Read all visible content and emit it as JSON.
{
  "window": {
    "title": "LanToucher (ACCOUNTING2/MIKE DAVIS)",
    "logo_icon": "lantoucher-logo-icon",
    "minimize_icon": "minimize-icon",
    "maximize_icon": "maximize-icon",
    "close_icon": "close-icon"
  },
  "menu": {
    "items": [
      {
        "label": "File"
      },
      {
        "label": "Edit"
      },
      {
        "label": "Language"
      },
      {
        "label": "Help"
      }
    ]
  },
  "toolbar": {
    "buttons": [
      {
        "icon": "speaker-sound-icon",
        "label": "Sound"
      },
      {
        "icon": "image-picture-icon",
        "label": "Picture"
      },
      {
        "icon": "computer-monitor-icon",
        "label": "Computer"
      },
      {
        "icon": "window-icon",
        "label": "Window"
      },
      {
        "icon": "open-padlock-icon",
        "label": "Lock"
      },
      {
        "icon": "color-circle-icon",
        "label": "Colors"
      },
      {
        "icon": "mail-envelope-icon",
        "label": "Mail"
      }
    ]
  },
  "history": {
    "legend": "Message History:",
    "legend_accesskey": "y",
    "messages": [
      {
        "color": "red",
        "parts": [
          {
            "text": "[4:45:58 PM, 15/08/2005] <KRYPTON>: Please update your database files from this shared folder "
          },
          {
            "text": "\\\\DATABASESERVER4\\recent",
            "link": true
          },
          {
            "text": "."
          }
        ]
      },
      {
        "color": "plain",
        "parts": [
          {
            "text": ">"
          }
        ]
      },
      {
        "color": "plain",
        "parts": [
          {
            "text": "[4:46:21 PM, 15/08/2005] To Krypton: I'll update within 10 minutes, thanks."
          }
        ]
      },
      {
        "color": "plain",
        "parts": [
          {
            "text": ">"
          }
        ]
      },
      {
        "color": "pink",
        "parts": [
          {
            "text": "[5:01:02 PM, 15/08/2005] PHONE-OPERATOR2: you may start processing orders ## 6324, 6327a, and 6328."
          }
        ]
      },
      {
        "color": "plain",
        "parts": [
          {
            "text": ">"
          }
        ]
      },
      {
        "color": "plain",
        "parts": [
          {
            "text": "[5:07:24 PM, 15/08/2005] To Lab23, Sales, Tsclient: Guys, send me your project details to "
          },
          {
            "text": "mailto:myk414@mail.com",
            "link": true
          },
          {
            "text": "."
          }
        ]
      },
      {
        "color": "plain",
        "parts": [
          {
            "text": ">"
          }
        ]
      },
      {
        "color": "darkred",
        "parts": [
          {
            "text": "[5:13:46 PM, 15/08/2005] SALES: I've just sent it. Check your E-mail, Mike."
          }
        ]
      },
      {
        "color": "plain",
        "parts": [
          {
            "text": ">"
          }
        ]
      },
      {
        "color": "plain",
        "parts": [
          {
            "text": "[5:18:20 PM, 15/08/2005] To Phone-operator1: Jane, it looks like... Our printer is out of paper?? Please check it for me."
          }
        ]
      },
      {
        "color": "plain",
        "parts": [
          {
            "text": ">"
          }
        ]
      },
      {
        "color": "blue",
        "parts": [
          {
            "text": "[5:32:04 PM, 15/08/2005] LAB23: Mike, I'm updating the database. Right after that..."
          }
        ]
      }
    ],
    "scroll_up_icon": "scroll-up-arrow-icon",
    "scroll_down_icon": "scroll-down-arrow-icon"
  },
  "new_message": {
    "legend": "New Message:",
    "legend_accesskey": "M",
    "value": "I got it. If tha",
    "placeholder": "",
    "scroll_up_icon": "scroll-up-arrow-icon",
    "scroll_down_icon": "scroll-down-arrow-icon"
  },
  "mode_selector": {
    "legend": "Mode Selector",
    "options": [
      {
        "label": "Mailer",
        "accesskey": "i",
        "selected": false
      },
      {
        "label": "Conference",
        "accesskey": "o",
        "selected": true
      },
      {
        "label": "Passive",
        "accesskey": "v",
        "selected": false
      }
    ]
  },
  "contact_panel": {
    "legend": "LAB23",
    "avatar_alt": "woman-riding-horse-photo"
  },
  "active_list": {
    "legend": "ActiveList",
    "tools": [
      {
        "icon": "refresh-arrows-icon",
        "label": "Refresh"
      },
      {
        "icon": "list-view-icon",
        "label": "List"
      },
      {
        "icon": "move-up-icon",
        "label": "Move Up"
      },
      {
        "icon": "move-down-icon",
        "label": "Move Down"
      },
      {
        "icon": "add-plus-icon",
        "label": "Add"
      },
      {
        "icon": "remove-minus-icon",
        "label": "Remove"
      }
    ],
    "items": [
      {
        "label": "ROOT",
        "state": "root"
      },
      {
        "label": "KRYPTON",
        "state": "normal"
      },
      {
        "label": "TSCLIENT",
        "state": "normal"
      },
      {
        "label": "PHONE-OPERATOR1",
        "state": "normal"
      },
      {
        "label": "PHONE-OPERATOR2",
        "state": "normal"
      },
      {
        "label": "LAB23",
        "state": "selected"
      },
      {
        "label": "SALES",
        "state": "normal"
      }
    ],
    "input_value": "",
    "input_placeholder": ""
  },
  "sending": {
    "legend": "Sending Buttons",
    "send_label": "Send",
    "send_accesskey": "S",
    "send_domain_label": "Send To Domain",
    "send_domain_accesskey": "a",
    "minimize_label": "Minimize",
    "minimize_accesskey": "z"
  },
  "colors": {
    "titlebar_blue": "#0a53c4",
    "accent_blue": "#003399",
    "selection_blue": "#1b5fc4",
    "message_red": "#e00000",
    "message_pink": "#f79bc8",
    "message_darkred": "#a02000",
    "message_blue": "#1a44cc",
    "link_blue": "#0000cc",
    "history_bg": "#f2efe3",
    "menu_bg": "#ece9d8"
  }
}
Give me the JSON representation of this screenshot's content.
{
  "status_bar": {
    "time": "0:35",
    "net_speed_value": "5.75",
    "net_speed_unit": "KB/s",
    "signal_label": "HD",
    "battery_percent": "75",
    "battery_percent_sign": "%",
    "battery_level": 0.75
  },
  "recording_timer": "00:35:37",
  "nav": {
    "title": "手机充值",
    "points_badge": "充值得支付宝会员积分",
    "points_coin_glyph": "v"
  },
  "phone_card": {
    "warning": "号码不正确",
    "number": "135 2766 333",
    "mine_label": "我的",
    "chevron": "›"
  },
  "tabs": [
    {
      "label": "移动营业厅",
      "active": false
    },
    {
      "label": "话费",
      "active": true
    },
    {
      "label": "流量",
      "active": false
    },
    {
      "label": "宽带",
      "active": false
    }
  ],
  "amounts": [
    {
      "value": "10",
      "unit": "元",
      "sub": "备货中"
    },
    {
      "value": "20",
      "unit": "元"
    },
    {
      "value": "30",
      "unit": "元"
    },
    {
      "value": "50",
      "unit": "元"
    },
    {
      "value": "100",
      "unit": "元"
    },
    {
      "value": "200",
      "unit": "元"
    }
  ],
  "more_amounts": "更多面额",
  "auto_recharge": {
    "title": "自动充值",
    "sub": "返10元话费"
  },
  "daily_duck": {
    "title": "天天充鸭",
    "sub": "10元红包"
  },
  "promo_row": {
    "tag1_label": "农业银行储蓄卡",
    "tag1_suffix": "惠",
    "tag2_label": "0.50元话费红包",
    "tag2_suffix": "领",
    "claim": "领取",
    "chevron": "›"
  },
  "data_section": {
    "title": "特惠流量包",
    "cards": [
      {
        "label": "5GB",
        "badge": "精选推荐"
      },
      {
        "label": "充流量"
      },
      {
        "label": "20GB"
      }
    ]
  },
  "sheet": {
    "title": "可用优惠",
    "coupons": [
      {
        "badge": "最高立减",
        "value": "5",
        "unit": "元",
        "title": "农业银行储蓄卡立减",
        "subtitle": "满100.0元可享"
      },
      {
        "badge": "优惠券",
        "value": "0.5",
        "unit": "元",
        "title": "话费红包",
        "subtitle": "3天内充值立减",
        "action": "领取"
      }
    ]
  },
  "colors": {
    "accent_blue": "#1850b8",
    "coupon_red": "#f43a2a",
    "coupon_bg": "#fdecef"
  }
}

Given instruction ▸ Pull out each line of the entries that contains "selected".

Exercise solution ▸
        "selected": false
        "selected": true
        "selected": false
        "state": "selected"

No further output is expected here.